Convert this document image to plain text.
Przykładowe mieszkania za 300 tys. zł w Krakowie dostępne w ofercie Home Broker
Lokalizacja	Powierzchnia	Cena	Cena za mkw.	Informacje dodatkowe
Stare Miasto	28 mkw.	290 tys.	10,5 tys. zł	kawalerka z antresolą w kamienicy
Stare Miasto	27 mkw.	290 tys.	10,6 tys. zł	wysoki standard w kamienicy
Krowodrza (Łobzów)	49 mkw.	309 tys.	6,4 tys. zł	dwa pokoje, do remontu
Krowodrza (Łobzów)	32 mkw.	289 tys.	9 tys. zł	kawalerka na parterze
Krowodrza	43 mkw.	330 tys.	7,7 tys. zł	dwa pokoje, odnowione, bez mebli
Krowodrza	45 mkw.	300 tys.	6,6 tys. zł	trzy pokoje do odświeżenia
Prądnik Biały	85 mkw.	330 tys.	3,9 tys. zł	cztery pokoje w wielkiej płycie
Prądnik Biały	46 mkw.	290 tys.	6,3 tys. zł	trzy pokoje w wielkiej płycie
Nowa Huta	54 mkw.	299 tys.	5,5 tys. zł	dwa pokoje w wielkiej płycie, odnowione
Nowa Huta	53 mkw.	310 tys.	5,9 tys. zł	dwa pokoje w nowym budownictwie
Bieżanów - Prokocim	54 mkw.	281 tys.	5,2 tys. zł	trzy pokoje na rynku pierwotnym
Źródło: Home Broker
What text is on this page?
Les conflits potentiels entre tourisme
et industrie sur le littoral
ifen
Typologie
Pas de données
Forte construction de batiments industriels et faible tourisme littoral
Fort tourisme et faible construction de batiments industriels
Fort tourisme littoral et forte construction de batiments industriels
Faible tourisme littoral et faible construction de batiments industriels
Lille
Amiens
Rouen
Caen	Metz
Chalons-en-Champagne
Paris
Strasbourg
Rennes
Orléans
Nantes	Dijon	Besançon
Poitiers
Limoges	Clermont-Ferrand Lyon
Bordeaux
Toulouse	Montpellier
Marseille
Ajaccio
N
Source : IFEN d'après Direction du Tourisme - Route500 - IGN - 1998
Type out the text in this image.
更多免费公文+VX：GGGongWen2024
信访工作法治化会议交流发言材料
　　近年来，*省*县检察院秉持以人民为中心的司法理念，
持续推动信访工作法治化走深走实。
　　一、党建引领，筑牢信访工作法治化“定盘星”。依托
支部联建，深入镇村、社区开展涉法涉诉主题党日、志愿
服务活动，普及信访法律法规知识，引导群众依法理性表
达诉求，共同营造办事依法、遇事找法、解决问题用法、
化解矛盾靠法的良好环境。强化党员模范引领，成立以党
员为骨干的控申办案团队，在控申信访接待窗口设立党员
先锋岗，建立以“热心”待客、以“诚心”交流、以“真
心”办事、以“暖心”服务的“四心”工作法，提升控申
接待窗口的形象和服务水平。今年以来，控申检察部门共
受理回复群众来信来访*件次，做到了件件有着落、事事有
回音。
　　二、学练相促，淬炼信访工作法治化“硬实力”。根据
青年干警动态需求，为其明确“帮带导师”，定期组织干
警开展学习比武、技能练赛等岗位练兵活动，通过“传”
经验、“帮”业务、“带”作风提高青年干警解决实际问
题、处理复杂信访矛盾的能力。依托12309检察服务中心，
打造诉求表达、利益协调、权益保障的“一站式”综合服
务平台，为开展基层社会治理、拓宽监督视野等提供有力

* * * * * * *

• _WORK TO BE COMPLETED_:
Copy out every line with the word "trzy".

• _FULL SOLUTION_:
Krowodrza	45 mkw.	300 tys.	6,6 tys. zł	trzy pokoje do odświeżenia
Prądnik Biały	46 mkw.	290 tys.	6,3 tys. zł	trzy pokoje w wielkiej płycie
Bieżanów - Prokocim	54 mkw.	281 tys.	5,2 tys. zł	trzy pokoje na rynku pierwotnym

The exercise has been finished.